◆ Task to complete: Pull every line of the entries that has the word "rainbow".

——————————

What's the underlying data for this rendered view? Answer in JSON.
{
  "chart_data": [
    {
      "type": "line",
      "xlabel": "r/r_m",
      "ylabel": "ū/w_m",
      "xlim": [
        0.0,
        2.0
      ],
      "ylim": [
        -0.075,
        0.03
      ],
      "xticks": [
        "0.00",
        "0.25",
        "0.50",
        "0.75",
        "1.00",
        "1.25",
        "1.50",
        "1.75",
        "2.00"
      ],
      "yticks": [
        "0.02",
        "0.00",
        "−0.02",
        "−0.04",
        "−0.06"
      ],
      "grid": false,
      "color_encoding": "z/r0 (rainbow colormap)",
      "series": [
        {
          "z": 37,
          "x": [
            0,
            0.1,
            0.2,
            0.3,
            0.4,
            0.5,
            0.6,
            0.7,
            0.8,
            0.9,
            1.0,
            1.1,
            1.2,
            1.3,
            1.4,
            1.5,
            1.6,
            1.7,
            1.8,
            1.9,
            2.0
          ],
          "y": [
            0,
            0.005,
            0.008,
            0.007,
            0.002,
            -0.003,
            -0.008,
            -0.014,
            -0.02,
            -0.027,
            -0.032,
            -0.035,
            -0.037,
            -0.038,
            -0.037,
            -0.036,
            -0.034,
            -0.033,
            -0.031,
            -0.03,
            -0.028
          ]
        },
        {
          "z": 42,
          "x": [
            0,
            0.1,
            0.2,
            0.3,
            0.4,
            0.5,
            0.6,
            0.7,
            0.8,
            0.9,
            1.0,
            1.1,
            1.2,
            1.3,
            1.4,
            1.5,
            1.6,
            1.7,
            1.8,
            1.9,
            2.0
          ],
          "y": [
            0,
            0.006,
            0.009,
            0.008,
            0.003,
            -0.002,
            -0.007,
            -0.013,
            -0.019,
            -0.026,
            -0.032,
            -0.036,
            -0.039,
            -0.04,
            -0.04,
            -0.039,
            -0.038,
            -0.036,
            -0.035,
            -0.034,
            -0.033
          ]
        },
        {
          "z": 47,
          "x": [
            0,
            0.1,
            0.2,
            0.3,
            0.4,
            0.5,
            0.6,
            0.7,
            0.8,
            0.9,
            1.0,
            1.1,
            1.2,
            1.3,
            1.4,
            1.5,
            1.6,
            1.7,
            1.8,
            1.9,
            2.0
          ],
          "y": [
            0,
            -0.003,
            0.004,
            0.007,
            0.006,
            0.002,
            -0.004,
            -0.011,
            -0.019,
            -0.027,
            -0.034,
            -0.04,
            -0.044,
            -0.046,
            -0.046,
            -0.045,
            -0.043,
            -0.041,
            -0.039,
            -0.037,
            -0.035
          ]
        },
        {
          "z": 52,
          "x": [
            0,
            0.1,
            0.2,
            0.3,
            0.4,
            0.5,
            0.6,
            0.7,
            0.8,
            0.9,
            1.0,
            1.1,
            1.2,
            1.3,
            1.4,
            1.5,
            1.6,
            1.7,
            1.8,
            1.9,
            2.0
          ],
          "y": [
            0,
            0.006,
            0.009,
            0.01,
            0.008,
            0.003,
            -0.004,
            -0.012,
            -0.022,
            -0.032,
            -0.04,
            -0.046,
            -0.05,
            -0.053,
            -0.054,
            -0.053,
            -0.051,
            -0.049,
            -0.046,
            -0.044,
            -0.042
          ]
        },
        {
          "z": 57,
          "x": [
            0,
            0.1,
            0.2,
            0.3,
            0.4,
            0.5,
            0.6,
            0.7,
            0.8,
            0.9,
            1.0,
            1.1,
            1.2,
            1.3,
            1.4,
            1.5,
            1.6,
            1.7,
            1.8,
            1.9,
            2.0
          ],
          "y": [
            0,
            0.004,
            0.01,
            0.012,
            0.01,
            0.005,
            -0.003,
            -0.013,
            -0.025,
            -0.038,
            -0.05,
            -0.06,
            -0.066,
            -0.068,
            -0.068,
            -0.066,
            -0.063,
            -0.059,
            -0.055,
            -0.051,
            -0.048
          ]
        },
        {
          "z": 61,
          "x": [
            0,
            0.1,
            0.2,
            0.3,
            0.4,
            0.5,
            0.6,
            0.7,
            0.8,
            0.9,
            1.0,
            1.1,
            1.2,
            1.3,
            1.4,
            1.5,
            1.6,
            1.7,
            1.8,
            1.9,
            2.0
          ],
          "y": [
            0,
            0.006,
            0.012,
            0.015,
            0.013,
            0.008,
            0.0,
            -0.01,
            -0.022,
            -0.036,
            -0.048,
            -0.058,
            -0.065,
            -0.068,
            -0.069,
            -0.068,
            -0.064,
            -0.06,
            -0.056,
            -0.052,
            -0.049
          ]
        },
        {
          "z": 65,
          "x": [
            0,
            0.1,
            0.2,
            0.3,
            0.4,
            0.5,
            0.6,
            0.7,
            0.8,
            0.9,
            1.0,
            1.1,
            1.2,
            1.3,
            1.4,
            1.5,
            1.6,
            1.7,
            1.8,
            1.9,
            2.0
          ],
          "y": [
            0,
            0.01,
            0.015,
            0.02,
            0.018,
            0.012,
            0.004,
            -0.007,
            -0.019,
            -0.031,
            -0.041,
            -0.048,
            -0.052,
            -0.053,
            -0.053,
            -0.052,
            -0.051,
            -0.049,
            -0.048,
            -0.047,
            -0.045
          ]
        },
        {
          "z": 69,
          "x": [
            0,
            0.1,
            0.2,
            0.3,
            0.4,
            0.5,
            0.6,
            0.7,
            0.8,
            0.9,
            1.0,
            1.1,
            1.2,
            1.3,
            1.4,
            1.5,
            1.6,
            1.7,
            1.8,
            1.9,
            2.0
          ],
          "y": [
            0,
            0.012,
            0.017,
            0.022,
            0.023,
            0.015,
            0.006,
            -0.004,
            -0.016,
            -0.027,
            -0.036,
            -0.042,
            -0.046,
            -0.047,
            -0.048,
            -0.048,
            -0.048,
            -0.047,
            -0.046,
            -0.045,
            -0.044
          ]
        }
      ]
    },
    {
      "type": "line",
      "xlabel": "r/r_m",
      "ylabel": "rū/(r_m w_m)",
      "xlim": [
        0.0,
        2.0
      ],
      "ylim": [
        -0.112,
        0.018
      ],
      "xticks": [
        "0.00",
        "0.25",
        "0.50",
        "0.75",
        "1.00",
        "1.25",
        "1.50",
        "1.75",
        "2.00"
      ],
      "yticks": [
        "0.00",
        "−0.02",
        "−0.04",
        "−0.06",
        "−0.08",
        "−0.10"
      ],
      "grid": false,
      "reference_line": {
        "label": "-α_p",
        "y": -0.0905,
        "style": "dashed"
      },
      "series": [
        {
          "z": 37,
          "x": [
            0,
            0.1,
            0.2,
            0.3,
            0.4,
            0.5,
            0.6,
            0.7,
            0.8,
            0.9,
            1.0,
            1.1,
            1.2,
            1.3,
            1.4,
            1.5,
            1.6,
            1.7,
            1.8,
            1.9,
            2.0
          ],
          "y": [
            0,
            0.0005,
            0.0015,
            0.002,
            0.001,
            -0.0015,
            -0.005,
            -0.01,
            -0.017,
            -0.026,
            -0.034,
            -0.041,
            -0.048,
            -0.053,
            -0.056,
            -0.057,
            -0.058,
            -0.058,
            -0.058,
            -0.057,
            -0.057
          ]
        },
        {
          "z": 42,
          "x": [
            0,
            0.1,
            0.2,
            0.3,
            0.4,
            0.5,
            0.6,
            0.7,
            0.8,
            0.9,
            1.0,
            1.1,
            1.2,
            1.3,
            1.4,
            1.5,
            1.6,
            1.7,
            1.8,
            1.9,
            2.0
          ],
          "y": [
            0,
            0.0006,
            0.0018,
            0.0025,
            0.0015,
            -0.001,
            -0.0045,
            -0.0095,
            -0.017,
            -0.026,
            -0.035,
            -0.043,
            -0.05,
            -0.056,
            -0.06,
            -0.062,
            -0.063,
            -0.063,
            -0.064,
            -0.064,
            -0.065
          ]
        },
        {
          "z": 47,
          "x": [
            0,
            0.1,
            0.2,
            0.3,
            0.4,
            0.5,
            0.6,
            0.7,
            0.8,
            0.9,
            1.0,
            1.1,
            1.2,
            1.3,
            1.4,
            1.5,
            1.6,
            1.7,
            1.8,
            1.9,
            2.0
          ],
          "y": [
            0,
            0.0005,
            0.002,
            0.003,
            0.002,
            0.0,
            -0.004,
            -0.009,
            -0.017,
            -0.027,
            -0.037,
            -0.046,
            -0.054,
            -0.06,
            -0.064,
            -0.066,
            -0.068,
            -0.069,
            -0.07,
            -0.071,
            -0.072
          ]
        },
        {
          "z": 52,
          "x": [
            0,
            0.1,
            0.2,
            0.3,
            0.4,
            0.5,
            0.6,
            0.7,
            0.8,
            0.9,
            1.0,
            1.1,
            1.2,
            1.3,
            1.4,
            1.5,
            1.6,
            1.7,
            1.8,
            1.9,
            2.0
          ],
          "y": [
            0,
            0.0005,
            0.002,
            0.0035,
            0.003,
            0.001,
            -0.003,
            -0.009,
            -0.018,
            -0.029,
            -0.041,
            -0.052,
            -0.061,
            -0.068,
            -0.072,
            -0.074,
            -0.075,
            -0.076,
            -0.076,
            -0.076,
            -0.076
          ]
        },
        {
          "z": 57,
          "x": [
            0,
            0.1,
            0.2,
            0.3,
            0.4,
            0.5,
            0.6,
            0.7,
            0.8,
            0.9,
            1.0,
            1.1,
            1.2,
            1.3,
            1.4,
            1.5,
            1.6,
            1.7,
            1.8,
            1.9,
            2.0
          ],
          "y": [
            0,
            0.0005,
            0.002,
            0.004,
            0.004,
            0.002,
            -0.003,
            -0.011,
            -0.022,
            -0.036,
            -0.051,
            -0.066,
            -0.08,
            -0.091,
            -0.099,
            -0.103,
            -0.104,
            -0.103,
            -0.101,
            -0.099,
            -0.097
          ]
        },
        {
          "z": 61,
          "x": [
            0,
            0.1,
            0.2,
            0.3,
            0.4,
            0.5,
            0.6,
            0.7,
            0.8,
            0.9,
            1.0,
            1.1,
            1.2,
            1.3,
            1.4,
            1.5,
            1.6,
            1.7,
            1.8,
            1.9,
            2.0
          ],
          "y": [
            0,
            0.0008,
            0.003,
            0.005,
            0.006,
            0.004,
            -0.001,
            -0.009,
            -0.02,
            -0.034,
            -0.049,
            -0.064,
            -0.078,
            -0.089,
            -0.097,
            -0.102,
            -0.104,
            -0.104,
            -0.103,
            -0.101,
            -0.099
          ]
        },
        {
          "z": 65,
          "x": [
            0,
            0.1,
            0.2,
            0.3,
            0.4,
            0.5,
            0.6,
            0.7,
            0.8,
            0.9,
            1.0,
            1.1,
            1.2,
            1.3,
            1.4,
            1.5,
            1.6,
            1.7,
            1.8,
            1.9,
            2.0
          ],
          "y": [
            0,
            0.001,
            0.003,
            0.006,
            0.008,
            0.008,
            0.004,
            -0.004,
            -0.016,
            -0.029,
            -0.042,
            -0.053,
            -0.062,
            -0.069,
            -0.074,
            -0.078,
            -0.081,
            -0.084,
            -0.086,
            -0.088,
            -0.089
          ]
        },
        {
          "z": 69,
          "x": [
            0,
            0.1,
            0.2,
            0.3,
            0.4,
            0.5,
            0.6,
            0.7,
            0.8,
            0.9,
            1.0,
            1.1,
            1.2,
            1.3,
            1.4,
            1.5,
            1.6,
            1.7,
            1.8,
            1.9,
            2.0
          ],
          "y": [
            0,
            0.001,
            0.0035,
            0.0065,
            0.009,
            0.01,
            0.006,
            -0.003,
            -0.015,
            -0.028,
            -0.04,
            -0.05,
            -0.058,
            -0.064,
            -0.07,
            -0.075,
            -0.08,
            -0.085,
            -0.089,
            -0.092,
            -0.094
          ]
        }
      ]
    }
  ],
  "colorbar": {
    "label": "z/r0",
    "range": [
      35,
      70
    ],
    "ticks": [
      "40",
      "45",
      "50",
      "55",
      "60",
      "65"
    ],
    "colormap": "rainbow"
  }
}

——————————

◆ Solved exercise:
      "color_encoding": "z/r0 (rainbow colormap)",
    "colormap": "rainbow"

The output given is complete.